**Required work:**
Return the listing below word for word.

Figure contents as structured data
* * *
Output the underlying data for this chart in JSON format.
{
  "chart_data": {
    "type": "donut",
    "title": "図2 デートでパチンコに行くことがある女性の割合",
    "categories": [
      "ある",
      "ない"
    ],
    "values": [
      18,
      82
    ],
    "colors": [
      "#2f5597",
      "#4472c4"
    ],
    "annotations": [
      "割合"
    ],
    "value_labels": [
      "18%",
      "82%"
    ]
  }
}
* * *
**Full output:**
Output the underlying data for this chart in JSON format.
{
  "chart_data": {
    "type": "donut",
    "title": "図2 デートでパチンコに行くことがある女性の割合",
    "categories": [
      "ある",
      "ない"
    ],
    "values": [
      18,
      82
    ],
    "colors": [
      "#2f5597",
      "#4472c4"
    ],
    "annotations": [
      "割合"
    ],
    "value_labels": [
      "18%",
      "82%"
    ]
  }
}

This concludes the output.